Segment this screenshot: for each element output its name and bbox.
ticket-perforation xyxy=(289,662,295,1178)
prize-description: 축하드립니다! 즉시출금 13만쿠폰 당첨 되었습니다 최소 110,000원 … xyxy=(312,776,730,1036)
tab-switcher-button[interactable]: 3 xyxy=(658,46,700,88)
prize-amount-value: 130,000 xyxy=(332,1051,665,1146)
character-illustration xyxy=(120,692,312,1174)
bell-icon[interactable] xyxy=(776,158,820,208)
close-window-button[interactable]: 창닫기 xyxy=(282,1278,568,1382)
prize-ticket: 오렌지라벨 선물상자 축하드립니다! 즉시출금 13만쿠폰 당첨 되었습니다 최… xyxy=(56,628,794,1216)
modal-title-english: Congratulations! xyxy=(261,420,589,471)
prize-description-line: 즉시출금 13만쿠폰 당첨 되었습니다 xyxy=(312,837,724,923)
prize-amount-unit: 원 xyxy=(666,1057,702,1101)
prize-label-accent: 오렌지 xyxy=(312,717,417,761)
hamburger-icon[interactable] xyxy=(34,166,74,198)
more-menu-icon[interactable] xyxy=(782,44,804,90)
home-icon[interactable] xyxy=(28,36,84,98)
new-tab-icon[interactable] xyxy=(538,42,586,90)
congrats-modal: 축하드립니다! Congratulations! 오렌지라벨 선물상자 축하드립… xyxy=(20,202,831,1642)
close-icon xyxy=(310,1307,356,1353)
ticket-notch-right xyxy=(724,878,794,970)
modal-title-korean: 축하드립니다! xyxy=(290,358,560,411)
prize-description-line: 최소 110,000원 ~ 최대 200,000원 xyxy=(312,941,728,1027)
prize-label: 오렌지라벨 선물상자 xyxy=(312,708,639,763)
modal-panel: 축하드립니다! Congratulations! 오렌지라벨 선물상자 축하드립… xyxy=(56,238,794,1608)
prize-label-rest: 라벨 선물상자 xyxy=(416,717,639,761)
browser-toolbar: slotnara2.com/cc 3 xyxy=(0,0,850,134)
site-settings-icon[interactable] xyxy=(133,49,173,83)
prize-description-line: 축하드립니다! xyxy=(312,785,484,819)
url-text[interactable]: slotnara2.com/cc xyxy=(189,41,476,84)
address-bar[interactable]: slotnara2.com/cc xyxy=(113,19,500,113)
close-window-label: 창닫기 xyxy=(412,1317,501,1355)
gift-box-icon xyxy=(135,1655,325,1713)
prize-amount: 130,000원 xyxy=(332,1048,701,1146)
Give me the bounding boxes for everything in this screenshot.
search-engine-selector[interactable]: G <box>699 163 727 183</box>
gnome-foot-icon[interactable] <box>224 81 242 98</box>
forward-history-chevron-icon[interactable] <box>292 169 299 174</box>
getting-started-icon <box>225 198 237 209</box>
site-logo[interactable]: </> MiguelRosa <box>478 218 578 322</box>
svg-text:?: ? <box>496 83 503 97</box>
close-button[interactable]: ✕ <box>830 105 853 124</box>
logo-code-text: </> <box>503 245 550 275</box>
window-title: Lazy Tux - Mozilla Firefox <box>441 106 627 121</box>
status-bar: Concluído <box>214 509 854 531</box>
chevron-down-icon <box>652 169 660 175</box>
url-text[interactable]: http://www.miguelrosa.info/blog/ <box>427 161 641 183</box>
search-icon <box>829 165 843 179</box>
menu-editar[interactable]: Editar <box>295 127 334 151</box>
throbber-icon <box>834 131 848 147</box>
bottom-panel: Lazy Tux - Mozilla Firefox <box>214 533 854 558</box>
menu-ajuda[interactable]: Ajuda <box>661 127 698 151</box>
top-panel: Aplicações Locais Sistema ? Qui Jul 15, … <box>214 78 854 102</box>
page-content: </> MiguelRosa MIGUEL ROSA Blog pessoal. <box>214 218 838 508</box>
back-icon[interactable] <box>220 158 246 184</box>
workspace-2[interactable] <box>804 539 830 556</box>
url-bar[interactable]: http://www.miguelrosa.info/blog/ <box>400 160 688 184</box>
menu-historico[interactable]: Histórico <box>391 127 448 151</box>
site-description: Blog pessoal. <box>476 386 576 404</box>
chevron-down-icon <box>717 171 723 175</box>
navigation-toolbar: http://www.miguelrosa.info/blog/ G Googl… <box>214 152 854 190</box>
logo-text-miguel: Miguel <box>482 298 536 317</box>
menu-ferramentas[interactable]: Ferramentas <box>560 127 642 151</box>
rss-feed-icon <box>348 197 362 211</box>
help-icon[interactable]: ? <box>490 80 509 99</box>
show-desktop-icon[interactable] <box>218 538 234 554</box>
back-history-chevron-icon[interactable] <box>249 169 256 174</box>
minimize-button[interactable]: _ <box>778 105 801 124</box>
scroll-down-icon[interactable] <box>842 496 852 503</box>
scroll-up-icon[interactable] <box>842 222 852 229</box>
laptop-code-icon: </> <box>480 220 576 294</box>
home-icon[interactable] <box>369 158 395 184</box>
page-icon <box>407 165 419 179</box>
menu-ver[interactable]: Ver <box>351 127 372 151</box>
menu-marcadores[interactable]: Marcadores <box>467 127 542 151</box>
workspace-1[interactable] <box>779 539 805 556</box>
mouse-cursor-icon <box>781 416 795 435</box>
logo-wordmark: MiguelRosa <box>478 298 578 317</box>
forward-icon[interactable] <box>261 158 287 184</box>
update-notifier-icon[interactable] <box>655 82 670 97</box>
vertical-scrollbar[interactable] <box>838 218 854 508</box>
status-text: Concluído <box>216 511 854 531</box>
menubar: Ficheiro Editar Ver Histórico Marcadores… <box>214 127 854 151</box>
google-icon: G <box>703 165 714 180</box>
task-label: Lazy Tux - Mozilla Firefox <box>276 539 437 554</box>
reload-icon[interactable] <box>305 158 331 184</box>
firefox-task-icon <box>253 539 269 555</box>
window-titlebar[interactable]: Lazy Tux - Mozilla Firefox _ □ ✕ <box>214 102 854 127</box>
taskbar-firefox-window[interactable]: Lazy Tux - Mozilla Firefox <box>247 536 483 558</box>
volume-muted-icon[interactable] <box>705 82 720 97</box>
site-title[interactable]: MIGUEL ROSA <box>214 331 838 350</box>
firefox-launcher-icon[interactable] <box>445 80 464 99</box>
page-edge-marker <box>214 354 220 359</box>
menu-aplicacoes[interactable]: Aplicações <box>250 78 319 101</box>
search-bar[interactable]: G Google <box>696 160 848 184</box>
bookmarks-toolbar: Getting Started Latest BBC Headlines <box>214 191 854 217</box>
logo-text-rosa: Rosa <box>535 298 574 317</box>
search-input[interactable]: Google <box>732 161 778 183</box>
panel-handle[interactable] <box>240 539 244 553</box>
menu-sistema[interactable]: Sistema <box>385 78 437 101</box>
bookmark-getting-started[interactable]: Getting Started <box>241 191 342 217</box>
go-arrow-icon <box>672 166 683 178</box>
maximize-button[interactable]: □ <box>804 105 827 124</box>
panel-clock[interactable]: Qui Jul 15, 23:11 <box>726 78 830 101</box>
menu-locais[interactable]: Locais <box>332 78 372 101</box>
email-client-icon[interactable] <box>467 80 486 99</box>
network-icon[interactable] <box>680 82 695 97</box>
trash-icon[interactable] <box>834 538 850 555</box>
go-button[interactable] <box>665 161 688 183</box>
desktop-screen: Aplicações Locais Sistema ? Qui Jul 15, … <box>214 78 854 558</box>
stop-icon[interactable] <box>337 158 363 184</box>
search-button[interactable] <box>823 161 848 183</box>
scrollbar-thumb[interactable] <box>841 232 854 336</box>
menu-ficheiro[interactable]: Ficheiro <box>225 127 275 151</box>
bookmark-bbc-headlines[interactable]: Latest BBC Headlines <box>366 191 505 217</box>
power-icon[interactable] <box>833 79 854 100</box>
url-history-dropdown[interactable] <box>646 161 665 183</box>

########################################

Stated goal: Transcribe every one of the records above line for line, with no changes.

Output below:
Segment this screenshot: for each element output its name and bbox.
ticket-perforation xyxy=(289,662,295,1178)
prize-description: 축하드립니다! 즉시출금 13만쿠폰 당첨 되었습니다 최소 110,000원 … xyxy=(312,776,730,1036)
tab-switcher-button[interactable]: 3 xyxy=(658,46,700,88)
prize-amount-value: 130,000 xyxy=(332,1051,665,1146)
character-illustration xyxy=(120,692,312,1174)
bell-icon[interactable] xyxy=(776,158,820,208)
close-window-button[interactable]: 창닫기 xyxy=(282,1278,568,1382)
prize-ticket: 오렌지라벨 선물상자 축하드립니다! 즉시출금 13만쿠폰 당첨 되었습니다 최… xyxy=(56,628,794,1216)
modal-title-english: Congratulations! xyxy=(261,420,589,471)
prize-description-line: 즉시출금 13만쿠폰 당첨 되었습니다 xyxy=(312,837,724,923)
prize-amount-unit: 원 xyxy=(666,1057,702,1101)
prize-label-accent: 오렌지 xyxy=(312,717,417,761)
hamburger-icon[interactable] xyxy=(34,166,74,198)
more-menu-icon[interactable] xyxy=(782,44,804,90)
home-icon[interactable] xyxy=(28,36,84,98)
new-tab-icon[interactable] xyxy=(538,42,586,90)
congrats-modal: 축하드립니다! Congratulations! 오렌지라벨 선물상자 축하드립… xyxy=(20,202,831,1642)
close-icon xyxy=(310,1307,356,1353)
ticket-notch-right xyxy=(724,878,794,970)
modal-title-korean: 축하드립니다! xyxy=(290,358,560,411)
prize-description-line: 최소 110,000원 ~ 최대 200,000원 xyxy=(312,941,728,1027)
prize-label: 오렌지라벨 선물상자 xyxy=(312,708,639,763)
modal-panel: 축하드립니다! Congratulations! 오렌지라벨 선물상자 축하드립… xyxy=(56,238,794,1608)
prize-label-rest: 라벨 선물상자 xyxy=(416,717,639,761)
browser-toolbar: slotnara2.com/cc 3 xyxy=(0,0,850,134)
site-settings-icon[interactable] xyxy=(133,49,173,83)
prize-description-line: 축하드립니다! xyxy=(312,785,484,819)
url-text[interactable]: slotnara2.com/cc xyxy=(189,41,476,84)
address-bar[interactable]: slotnara2.com/cc xyxy=(113,19,500,113)
close-window-label: 창닫기 xyxy=(412,1317,501,1355)
gift-box-icon xyxy=(135,1655,325,1713)
prize-amount: 130,000원 xyxy=(332,1048,701,1146)
Give me the bounding boxes for everything in this screenshot.
search-engine-selector[interactable]: G <box>699 163 727 183</box>
gnome-foot-icon[interactable] <box>224 81 242 98</box>
forward-history-chevron-icon[interactable] <box>292 169 299 174</box>
getting-started-icon <box>225 198 237 209</box>
site-logo[interactable]: </> MiguelRosa <box>478 218 578 322</box>
svg-text:?: ? <box>496 83 503 97</box>
close-button[interactable]: ✕ <box>830 105 853 124</box>
logo-code-text: </> <box>503 245 550 275</box>
window-title: Lazy Tux - Mozilla Firefox <box>441 106 627 121</box>
status-bar: Concluído <box>214 509 854 531</box>
chevron-down-icon <box>652 169 660 175</box>
url-text[interactable]: http://www.miguelrosa.info/blog/ <box>427 161 641 183</box>
search-icon <box>829 165 843 179</box>
menu-editar[interactable]: Editar <box>295 127 334 151</box>
throbber-icon <box>834 131 848 147</box>
bottom-panel: Lazy Tux - Mozilla Firefox <box>214 533 854 558</box>
menu-ajuda[interactable]: Ajuda <box>661 127 698 151</box>
top-panel: Aplicações Locais Sistema ? Qui Jul 15, … <box>214 78 854 102</box>
page-content: </> MiguelRosa MIGUEL ROSA Blog pessoal. <box>214 218 838 508</box>
back-icon[interactable] <box>220 158 246 184</box>
workspace-2[interactable] <box>804 539 830 556</box>
url-bar[interactable]: http://www.miguelrosa.info/blog/ <box>400 160 688 184</box>
menu-historico[interactable]: Histórico <box>391 127 448 151</box>
site-description: Blog pessoal. <box>476 386 576 404</box>
chevron-down-icon <box>717 171 723 175</box>
navigation-toolbar: http://www.miguelrosa.info/blog/ G Googl… <box>214 152 854 190</box>
logo-text-miguel: Miguel <box>482 298 536 317</box>
menu-ferramentas[interactable]: Ferramentas <box>560 127 642 151</box>
rss-feed-icon <box>348 197 362 211</box>
help-icon[interactable]: ? <box>490 80 509 99</box>
show-desktop-icon[interactable] <box>218 538 234 554</box>
back-history-chevron-icon[interactable] <box>249 169 256 174</box>
minimize-button[interactable]: _ <box>778 105 801 124</box>
scroll-down-icon[interactable] <box>842 496 852 503</box>
scroll-up-icon[interactable] <box>842 222 852 229</box>
laptop-code-icon: </> <box>480 220 576 294</box>
home-icon[interactable] <box>369 158 395 184</box>
page-icon <box>407 165 419 179</box>
menu-ver[interactable]: Ver <box>351 127 372 151</box>
menu-marcadores[interactable]: Marcadores <box>467 127 542 151</box>
workspace-1[interactable] <box>779 539 805 556</box>
mouse-cursor-icon <box>781 416 795 435</box>
logo-wordmark: MiguelRosa <box>478 298 578 317</box>
forward-icon[interactable] <box>261 158 287 184</box>
update-notifier-icon[interactable] <box>655 82 670 97</box>
vertical-scrollbar[interactable] <box>838 218 854 508</box>
status-text: Concluído <box>216 511 854 531</box>
menubar: Ficheiro Editar Ver Histórico Marcadores… <box>214 127 854 151</box>
google-icon: G <box>703 165 714 180</box>
task-label: Lazy Tux - Mozilla Firefox <box>276 539 437 554</box>
reload-icon[interactable] <box>305 158 331 184</box>
firefox-task-icon <box>253 539 269 555</box>
window-titlebar[interactable]: Lazy Tux - Mozilla Firefox _ □ ✕ <box>214 102 854 127</box>
taskbar-firefox-window[interactable]: Lazy Tux - Mozilla Firefox <box>247 536 483 558</box>
volume-muted-icon[interactable] <box>705 82 720 97</box>
site-title[interactable]: MIGUEL ROSA <box>214 331 838 350</box>
firefox-launcher-icon[interactable] <box>445 80 464 99</box>
page-edge-marker <box>214 354 220 359</box>
menu-aplicacoes[interactable]: Aplicações <box>250 78 319 101</box>
search-bar[interactable]: G Google <box>696 160 848 184</box>
bookmarks-toolbar: Getting Started Latest BBC Headlines <box>214 191 854 217</box>
logo-text-rosa: Rosa <box>535 298 574 317</box>
search-input[interactable]: Google <box>732 161 778 183</box>
panel-handle[interactable] <box>240 539 244 553</box>
menu-sistema[interactable]: Sistema <box>385 78 437 101</box>
bookmark-getting-started[interactable]: Getting Started <box>241 191 342 217</box>
go-arrow-icon <box>672 166 683 178</box>
maximize-button[interactable]: □ <box>804 105 827 124</box>
panel-clock[interactable]: Qui Jul 15, 23:11 <box>726 78 830 101</box>
menu-locais[interactable]: Locais <box>332 78 372 101</box>
email-client-icon[interactable] <box>467 80 486 99</box>
network-icon[interactable] <box>680 82 695 97</box>
trash-icon[interactable] <box>834 538 850 555</box>
go-button[interactable] <box>665 161 688 183</box>
desktop-screen: Aplicações Locais Sistema ? Qui Jul 15, … <box>214 78 854 558</box>
stop-icon[interactable] <box>337 158 363 184</box>
search-button[interactable] <box>823 161 848 183</box>
scrollbar-thumb[interactable] <box>841 232 854 336</box>
menu-ficheiro[interactable]: Ficheiro <box>225 127 275 151</box>
bookmark-bbc-headlines[interactable]: Latest BBC Headlines <box>366 191 505 217</box>
power-icon[interactable] <box>833 79 854 100</box>
url-history-dropdown[interactable] <box>646 161 665 183</box>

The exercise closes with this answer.